=== Given task ===
Seek out every line containing the word "generated", and copy each.

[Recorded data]
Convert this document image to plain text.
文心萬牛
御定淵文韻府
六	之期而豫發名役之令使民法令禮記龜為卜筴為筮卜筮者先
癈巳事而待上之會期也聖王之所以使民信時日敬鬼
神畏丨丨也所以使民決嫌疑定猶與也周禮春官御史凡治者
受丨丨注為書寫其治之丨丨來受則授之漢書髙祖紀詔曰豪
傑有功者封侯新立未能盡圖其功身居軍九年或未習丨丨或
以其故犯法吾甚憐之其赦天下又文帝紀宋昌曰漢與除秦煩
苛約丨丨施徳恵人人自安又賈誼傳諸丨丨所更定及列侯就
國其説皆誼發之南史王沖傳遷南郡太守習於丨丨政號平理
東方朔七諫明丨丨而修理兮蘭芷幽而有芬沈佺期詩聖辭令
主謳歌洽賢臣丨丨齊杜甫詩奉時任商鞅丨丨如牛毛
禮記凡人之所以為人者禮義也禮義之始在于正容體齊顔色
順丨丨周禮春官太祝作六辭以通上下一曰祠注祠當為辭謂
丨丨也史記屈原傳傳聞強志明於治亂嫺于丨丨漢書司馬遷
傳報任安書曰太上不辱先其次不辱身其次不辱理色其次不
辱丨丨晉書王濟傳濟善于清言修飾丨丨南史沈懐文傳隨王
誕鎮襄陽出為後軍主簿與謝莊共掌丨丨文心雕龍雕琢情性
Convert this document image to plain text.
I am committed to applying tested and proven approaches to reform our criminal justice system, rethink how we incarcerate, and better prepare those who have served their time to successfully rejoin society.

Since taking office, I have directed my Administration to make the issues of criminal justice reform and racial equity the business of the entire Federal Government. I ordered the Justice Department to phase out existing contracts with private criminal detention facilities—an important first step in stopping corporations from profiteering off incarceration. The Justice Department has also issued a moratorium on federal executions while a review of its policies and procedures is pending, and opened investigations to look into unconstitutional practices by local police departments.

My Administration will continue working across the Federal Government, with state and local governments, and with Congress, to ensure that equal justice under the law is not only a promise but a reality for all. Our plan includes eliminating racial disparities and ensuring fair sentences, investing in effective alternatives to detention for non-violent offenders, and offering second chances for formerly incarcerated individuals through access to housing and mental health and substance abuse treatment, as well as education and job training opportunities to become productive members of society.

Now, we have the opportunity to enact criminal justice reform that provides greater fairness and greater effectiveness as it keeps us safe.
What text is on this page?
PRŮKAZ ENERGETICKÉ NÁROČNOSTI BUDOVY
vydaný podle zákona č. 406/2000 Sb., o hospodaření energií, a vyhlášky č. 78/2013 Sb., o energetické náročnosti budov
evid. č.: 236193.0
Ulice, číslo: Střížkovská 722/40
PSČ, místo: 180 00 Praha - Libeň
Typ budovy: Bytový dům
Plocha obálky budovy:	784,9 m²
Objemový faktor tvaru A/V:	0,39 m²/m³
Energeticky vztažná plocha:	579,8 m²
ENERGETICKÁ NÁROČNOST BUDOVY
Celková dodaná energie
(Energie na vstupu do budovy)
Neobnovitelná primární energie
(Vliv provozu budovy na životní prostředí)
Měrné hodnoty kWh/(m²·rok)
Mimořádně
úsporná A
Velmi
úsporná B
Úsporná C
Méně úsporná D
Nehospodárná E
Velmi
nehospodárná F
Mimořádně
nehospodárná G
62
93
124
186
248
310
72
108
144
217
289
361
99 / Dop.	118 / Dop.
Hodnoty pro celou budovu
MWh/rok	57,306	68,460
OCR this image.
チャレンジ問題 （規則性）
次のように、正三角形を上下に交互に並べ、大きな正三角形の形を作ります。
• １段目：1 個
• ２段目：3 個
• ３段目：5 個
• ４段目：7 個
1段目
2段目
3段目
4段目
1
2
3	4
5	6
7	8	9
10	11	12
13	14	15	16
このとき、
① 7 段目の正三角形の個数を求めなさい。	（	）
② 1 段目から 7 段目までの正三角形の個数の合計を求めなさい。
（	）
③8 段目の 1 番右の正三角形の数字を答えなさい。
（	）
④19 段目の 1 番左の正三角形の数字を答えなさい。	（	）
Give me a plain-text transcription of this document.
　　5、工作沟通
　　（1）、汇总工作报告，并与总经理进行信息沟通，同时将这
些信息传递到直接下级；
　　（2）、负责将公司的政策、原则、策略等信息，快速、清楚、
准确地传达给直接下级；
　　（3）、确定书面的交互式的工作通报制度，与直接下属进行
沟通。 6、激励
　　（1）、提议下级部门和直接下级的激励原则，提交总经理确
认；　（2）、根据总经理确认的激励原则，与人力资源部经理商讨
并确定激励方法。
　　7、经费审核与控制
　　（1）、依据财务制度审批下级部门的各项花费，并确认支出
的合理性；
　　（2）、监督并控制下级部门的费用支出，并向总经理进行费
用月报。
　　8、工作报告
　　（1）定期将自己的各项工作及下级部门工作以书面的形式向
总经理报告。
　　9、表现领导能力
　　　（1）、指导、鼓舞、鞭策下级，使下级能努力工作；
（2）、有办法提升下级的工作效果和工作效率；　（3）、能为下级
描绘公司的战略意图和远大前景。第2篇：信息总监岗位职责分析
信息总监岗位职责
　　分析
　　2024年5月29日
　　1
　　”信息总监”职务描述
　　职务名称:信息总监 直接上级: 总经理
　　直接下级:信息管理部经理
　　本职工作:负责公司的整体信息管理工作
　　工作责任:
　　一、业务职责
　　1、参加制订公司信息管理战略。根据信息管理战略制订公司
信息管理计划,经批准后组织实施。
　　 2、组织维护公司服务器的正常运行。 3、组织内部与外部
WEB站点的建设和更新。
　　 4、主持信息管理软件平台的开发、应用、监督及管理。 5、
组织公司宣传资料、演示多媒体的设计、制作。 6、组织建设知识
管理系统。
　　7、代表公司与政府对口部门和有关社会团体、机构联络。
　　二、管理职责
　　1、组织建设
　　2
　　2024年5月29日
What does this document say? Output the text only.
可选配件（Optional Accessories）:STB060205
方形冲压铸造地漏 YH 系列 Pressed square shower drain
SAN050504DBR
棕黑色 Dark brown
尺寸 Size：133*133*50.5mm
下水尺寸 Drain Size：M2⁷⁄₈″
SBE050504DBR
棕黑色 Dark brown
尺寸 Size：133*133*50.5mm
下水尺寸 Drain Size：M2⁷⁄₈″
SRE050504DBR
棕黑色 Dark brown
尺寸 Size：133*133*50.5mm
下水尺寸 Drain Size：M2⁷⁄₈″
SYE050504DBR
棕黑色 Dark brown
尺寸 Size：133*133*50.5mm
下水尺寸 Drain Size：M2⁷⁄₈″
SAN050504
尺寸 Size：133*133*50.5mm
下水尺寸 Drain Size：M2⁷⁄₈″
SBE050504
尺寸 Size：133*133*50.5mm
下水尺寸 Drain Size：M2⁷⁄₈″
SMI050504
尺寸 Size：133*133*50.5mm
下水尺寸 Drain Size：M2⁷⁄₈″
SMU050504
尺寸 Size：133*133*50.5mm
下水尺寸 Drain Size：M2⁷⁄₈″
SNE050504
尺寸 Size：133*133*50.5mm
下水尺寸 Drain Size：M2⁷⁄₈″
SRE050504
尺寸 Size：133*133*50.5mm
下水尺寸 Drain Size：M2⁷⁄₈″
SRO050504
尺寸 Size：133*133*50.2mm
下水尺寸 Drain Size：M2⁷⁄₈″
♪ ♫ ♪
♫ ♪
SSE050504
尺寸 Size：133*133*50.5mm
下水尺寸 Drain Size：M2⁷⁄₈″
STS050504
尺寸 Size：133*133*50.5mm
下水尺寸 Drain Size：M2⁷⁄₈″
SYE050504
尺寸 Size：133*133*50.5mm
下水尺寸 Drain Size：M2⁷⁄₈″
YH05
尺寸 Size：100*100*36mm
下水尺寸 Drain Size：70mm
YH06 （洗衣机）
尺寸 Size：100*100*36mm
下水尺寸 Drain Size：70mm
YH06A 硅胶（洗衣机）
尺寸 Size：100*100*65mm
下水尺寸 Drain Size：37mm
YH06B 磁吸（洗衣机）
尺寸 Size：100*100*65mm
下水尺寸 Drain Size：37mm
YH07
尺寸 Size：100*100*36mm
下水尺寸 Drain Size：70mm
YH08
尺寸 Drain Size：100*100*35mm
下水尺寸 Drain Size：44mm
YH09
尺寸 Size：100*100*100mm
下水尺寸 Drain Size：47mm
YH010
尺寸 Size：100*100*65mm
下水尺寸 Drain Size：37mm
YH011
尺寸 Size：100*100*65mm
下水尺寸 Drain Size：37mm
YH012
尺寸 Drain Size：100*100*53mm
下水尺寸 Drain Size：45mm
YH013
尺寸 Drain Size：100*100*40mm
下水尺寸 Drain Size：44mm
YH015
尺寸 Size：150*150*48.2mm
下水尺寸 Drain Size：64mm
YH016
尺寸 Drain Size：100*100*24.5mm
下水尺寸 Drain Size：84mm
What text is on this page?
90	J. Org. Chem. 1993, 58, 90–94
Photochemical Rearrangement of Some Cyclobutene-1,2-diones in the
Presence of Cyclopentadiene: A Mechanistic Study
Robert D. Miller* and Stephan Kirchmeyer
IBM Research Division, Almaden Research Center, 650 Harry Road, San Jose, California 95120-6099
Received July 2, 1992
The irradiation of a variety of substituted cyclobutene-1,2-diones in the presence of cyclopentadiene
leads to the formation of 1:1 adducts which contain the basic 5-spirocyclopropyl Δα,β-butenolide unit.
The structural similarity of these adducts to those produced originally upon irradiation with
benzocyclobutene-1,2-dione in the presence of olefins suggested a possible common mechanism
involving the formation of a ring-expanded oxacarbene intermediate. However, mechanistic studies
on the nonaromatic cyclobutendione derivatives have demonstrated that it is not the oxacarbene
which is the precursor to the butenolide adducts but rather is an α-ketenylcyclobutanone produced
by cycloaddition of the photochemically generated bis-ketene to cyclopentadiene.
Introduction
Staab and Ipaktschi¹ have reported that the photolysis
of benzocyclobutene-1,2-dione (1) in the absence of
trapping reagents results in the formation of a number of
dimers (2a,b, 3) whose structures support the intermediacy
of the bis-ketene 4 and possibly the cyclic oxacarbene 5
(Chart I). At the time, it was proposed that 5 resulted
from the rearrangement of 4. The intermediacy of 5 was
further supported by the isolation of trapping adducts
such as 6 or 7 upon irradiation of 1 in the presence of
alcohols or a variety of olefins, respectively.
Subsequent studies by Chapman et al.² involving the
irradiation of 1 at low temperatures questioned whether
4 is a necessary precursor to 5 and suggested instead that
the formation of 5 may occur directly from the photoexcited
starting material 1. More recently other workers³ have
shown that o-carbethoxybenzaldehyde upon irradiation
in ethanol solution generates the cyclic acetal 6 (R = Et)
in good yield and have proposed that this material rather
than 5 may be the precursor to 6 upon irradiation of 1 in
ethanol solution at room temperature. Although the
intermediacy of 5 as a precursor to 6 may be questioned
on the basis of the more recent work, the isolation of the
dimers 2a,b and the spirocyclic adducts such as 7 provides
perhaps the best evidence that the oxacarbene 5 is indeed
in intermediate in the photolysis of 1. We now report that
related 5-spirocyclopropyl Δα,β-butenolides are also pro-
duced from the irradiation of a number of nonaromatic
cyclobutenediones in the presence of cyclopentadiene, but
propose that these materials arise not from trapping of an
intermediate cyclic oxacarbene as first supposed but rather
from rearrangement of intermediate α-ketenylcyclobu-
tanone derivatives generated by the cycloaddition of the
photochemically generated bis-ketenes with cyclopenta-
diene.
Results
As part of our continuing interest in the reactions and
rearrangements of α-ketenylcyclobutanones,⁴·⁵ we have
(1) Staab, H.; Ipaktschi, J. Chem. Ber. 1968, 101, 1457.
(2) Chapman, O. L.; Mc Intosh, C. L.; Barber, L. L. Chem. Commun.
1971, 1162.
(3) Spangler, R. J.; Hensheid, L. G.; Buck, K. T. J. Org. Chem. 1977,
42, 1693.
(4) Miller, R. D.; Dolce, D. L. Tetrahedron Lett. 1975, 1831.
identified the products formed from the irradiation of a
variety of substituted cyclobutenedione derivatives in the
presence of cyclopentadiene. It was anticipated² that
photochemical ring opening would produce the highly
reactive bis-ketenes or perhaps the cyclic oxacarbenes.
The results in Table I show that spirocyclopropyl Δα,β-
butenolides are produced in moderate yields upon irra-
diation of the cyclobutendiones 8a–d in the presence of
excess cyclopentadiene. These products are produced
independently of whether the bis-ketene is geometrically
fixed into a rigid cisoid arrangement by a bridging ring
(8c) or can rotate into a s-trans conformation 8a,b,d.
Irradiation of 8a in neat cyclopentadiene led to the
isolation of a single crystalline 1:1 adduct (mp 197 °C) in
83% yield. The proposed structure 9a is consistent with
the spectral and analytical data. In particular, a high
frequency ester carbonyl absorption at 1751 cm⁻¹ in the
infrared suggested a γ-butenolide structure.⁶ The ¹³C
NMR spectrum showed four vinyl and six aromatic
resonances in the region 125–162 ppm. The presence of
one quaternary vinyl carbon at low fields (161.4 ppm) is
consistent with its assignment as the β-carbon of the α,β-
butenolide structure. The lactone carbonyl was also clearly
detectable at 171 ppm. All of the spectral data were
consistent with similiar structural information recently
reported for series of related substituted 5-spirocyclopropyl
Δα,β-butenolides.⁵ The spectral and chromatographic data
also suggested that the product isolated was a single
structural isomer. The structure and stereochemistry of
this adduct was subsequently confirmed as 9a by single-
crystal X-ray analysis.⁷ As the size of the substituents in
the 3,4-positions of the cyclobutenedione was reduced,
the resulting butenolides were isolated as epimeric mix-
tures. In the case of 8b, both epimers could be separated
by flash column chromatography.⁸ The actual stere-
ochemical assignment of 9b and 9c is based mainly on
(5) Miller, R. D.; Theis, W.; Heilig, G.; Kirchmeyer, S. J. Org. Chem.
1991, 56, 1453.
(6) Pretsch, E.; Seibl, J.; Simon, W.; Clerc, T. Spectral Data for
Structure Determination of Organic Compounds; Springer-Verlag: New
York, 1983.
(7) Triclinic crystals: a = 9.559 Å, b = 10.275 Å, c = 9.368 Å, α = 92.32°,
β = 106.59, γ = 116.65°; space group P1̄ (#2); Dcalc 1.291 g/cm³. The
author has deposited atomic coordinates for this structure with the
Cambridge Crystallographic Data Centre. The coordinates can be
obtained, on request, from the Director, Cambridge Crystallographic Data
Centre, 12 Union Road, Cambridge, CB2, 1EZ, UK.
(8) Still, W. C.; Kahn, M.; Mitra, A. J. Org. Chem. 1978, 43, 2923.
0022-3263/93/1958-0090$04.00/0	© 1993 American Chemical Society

=== Answer to the exercise ===
by cycloaddition of the photochemically generated bis-ketene to cyclopentadiene.
tanone derivatives generated by the cycloaddition of the
photochemically generated bis-ketenes with cyclopenta-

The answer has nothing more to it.